▶ **The exercise**
In the data below, find every line with the string "Shared" and pull it out.

▶ **Data for this task**
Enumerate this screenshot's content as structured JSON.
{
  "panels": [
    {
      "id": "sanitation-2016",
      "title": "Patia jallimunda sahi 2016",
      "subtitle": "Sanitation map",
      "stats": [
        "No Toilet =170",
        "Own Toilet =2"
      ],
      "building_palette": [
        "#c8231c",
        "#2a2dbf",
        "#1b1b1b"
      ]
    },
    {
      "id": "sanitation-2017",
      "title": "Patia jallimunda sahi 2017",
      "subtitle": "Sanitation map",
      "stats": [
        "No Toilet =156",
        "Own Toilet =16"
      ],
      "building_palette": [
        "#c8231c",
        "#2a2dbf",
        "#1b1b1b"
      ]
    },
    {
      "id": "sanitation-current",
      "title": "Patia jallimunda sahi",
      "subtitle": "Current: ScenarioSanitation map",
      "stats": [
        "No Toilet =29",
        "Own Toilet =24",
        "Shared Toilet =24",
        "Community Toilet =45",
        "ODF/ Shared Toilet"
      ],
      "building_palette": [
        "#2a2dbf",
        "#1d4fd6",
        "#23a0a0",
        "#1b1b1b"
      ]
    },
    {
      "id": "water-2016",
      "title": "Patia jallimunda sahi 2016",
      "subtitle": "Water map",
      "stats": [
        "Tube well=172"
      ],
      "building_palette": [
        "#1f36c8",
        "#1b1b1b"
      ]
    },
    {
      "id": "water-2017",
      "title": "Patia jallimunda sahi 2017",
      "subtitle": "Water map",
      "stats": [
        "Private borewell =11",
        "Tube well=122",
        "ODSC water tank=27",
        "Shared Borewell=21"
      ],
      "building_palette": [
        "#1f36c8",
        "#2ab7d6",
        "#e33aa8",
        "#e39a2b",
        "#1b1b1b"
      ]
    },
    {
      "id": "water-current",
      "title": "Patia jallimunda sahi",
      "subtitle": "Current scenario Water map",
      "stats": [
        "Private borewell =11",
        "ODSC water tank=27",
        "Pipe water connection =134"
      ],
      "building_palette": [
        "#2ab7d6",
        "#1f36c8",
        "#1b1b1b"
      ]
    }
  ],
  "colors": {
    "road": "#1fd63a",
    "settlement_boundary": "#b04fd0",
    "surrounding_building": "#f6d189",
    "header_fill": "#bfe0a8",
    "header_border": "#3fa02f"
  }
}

▶ **Task solution**
        "Shared Toilet =24",
        "ODF/ Shared Toilet"
        "Shared Borewell=21"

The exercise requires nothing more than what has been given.